— Records for the exercise —
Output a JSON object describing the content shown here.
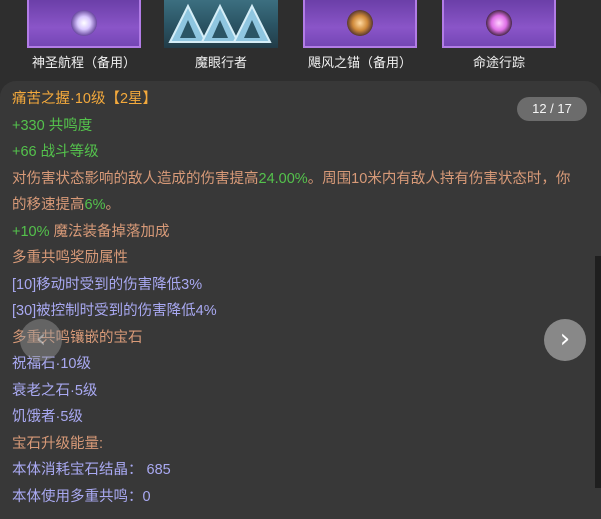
{
  "gems": [
    {
      "name": "神圣航程（备用）",
      "icon": "purple-star-gem-icon",
      "orb_color": "#d9c8ff"
    },
    {
      "name": "魔眼行者",
      "icon": "blue-triangle-gem-icon",
      "orb_color": "#9fd0e8"
    },
    {
      "name": "飓风之锚（备用）",
      "icon": "amber-anchor-gem-icon",
      "orb_color": "#d08a3a"
    },
    {
      "name": "命途行踪",
      "icon": "pink-orb-gem-icon",
      "orb_color": "#e070e8"
    }
  ],
  "counter": "12 / 17",
  "title": {
    "name": "痛苦之握",
    "dot": "·",
    "level": "10级",
    "stars": "【2星】"
  },
  "stats": [
    {
      "value": "+330",
      "label": " 共鸣度"
    },
    {
      "value": "+66",
      "label": " 战斗等级"
    }
  ],
  "effect": {
    "part1": "对伤害状态影响的敌人造成的伤害提高",
    "value1": "24.00%",
    "part2": "。周围10米内有敌人持有伤害状态时，你的移速提高",
    "value2": "6%",
    "part3": "。"
  },
  "drop_bonus": {
    "value": "+10%",
    "label": " 魔法装备掉落加成"
  },
  "resonance_title": "多重共鸣奖励属性",
  "resonance_items": [
    "[10]移动时受到的伤害降低3%",
    "[30]被控制时受到的伤害降低4%"
  ],
  "socket_title": "多重共鸣镶嵌的宝石",
  "socket_gems": [
    "祝福石·10级",
    "衰老之石·5级",
    "饥饿者·5级"
  ],
  "upgrade_title": "宝石升级能量:",
  "upgrade_lines": [
    {
      "label": "本体消耗宝石结晶：",
      "value": " 685"
    },
    {
      "label": "本体使用多重共鸣：",
      "value": "0"
    }
  ],
  "nav": {
    "prev": "‹",
    "next": "›"
  },
  "colors": {
    "title": "#f3a93c",
    "stat": "#54c24c",
    "text": "#d89a78",
    "link": "#a9a9f2"
  }
}
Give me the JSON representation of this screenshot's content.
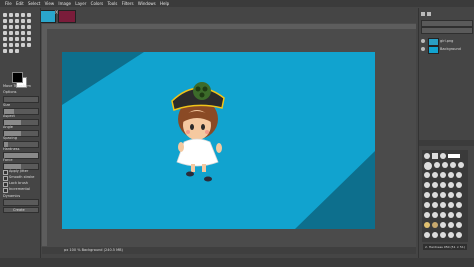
{
  "menubar": {
    "items": [
      "File",
      "Edit",
      "Select",
      "View",
      "Image",
      "Layer",
      "Colors",
      "Tools",
      "Filters",
      "Windows",
      "Help"
    ]
  },
  "tool_options": {
    "title": "Move Transform",
    "size_label": "Size",
    "aspect_label": "Aspect",
    "angle_label": "Angle",
    "spacing_label": "Spacing",
    "hardness_label": "Hardness",
    "force_label": "Force",
    "jitter_label": "Apply Jitter",
    "smooth_label": "Smooth stroke",
    "lock_label": "Lock brush",
    "incremental_label": "Incremental",
    "dynamics_label": "Dynamics",
    "create_label": "Create",
    "options_label": "Options"
  },
  "status": {
    "text": "px  100 %  Background (240.5 MB)"
  },
  "layers": [
    {
      "name": "girl.png",
      "thumb_color": "#2a9fc4"
    },
    {
      "name": "Background",
      "thumb_color": "#11a3cf"
    }
  ],
  "brushes": {
    "label": "2. Hardness 050 (51 × 51)"
  },
  "colors": {
    "image_bg": "#11a3cf",
    "image_dark": "#0d6f8d",
    "ui_bg": "#454545"
  }
}
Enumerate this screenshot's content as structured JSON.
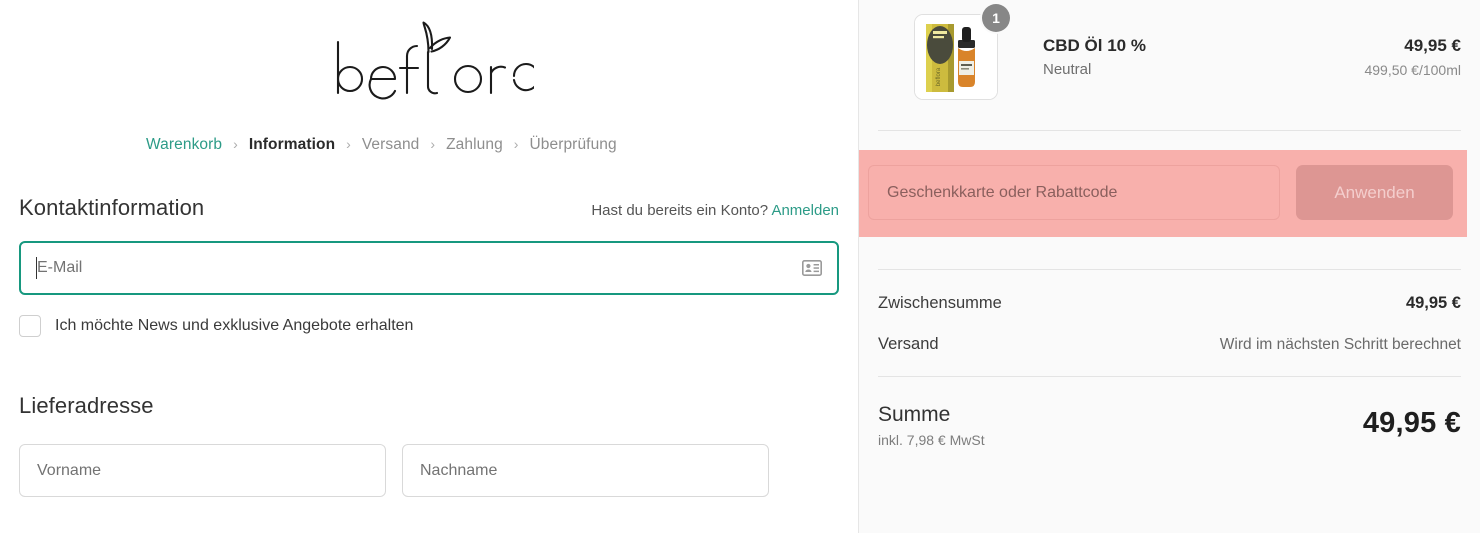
{
  "brand": {
    "logo_text": "beflora",
    "logo_icon": "sprout-leaf-icon"
  },
  "breadcrumb": {
    "separator": "›",
    "items": [
      {
        "label": "Warenkorb",
        "state": "link"
      },
      {
        "label": "Information",
        "state": "current"
      },
      {
        "label": "Versand",
        "state": "upcoming"
      },
      {
        "label": "Zahlung",
        "state": "upcoming"
      },
      {
        "label": "Überprüfung",
        "state": "upcoming"
      }
    ]
  },
  "contact": {
    "title": "Kontaktinformation",
    "account_question": "Hast du bereits ein Konto?",
    "login_link": "Anmelden",
    "email_placeholder": "E-Mail",
    "email_value": "",
    "autofill_icon": "contact-card-icon",
    "newsletter_label": "Ich möchte News und exklusive Angebote erhalten",
    "newsletter_checked": false
  },
  "shipping": {
    "title": "Lieferadresse",
    "first_name_placeholder": "Vorname",
    "first_name_value": "",
    "last_name_placeholder": "Nachname",
    "last_name_value": ""
  },
  "summary": {
    "line_item": {
      "title": "CBD Öl 10 %",
      "variant": "Neutral",
      "quantity": "1",
      "price": "49,95 €",
      "unit_price": "499,50 €/100ml",
      "thumbnail_alt": "cbd-oil-product-thumbnail"
    },
    "discount": {
      "placeholder": "Geschenkkarte oder Rabattcode",
      "value": "",
      "apply_label": "Anwenden",
      "highlight_color": "#f8b0ac",
      "button_color": "#dd9693"
    },
    "totals": [
      {
        "label": "Zwischensumme",
        "value": "49,95 €",
        "muted": false
      },
      {
        "label": "Versand",
        "value": "Wird im nächsten Schritt berechnet",
        "muted": true
      }
    ],
    "grand_total": {
      "label": "Summe",
      "tax_note": "inkl. 7,98 € MwSt",
      "value": "49,95 €"
    }
  },
  "colors": {
    "accent_teal": "#2c9b87",
    "focus_teal": "#17987f",
    "sidebar_bg": "#fafafa",
    "highlight_pink": "#f8b0ac"
  }
}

— Exercise goal —
Reproduce the entries exactly. Do not carry over any picture.

— Result of this exercise —
Output a JSON object describing the content shown here.
{
  "gems": [
    {
      "name": "神圣航程（备用）",
      "icon": "purple-star-gem-icon",
      "orb_color": "#d9c8ff"
    },
    {
      "name": "魔眼行者",
      "icon": "blue-triangle-gem-icon",
      "orb_color": "#9fd0e8"
    },
    {
      "name": "飓风之锚（备用）",
      "icon": "amber-anchor-gem-icon",
      "orb_color": "#d08a3a"
    },
    {
      "name": "命途行踪",
      "icon": "pink-orb-gem-icon",
      "orb_color": "#e070e8"
    }
  ],
  "counter": "12 / 17",
  "title": {
    "name": "痛苦之握",
    "dot": "·",
    "level": "10级",
    "stars": "【2星】"
  },
  "stats": [
    {
      "value": "+330",
      "label": " 共鸣度"
    },
    {
      "value": "+66",
      "label": " 战斗等级"
    }
  ],
  "effect": {
    "part1": "对伤害状态影响的敌人造成的伤害提高",
    "value1": "24.00%",
    "part2": "。周围10米内有敌人持有伤害状态时，你的移速提高",
    "value2": "6%",
    "part3": "。"
  },
  "drop_bonus": {
    "value": "+10%",
    "label": " 魔法装备掉落加成"
  },
  "resonance_title": "多重共鸣奖励属性",
  "resonance_items": [
    "[10]移动时受到的伤害降低3%",
    "[30]被控制时受到的伤害降低4%"
  ],
  "socket_title": "多重共鸣镶嵌的宝石",
  "socket_gems": [
    "祝福石·10级",
    "衰老之石·5级",
    "饥饿者·5级"
  ],
  "upgrade_title": "宝石升级能量:",
  "upgrade_lines": [
    {
      "label": "本体消耗宝石结晶：",
      "value": " 685"
    },
    {
      "label": "本体使用多重共鸣：",
      "value": "0"
    }
  ],
  "nav": {
    "prev": "‹",
    "next": "›"
  },
  "colors": {
    "title": "#f3a93c",
    "stat": "#54c24c",
    "text": "#d89a78",
    "link": "#a9a9f2"
  }
}
Give me the JSON representation of this screenshot's content.
{
  "menubar": {
    "items": [
      "File",
      "Edit",
      "Select",
      "View",
      "Image",
      "Layer",
      "Colors",
      "Tools",
      "Filters",
      "Windows",
      "Help"
    ]
  },
  "tool_options": {
    "title": "Move Transform",
    "size_label": "Size",
    "aspect_label": "Aspect",
    "angle_label": "Angle",
    "spacing_label": "Spacing",
    "hardness_label": "Hardness",
    "force_label": "Force",
    "jitter_label": "Apply Jitter",
    "smooth_label": "Smooth stroke",
    "lock_label": "Lock brush",
    "incremental_label": "Incremental",
    "dynamics_label": "Dynamics",
    "create_label": "Create",
    "options_label": "Options"
  },
  "status": {
    "text": "px  100 %  Background (240.5 MB)"
  },
  "layers": [
    {
      "name": "girl.png",
      "thumb_color": "#2a9fc4"
    },
    {
      "name": "Background",
      "thumb_color": "#11a3cf"
    }
  ],
  "brushes": {
    "label": "2. Hardness 050 (51 × 51)"
  },
  "colors": {
    "image_bg": "#11a3cf",
    "image_dark": "#0d6f8d",
    "ui_bg": "#454545"
  }
}
Enumerate this screenshot's content as structured JSON.
{
  "brand": {
    "logo_text": "beflora",
    "logo_icon": "sprout-leaf-icon"
  },
  "breadcrumb": {
    "separator": "›",
    "items": [
      {
        "label": "Warenkorb",
        "state": "link"
      },
      {
        "label": "Information",
        "state": "current"
      },
      {
        "label": "Versand",
        "state": "upcoming"
      },
      {
        "label": "Zahlung",
        "state": "upcoming"
      },
      {
        "label": "Überprüfung",
        "state": "upcoming"
      }
    ]
  },
  "contact": {
    "title": "Kontaktinformation",
    "account_question": "Hast du bereits ein Konto?",
    "login_link": "Anmelden",
    "email_placeholder": "E-Mail",
    "email_value": "",
    "autofill_icon": "contact-card-icon",
    "newsletter_label": "Ich möchte News und exklusive Angebote erhalten",
    "newsletter_checked": false
  },
  "shipping": {
    "title": "Lieferadresse",
    "first_name_placeholder": "Vorname",
    "first_name_value": "",
    "last_name_placeholder": "Nachname",
    "last_name_value": ""
  },
  "summary": {
    "line_item": {
      "title": "CBD Öl 10 %",
      "variant": "Neutral",
      "quantity": "1",
      "price": "49,95 €",
      "unit_price": "499,50 €/100ml",
      "thumbnail_alt": "cbd-oil-product-thumbnail"
    },
    "discount": {
      "placeholder": "Geschenkkarte oder Rabattcode",
      "value": "",
      "apply_label": "Anwenden",
      "highlight_color": "#f8b0ac",
      "button_color": "#dd9693"
    },
    "totals": [
      {
        "label": "Zwischensumme",
        "value": "49,95 €",
        "muted": false
      },
      {
        "label": "Versand",
        "value": "Wird im nächsten Schritt berechnet",
        "muted": true
      }
    ],
    "grand_total": {
      "label": "Summe",
      "tax_note": "inkl. 7,98 € MwSt",
      "value": "49,95 €"
    }
  },
  "colors": {
    "accent_teal": "#2c9b87",
    "focus_teal": "#17987f",
    "sidebar_bg": "#fafafa",
    "highlight_pink": "#f8b0ac"
  }
}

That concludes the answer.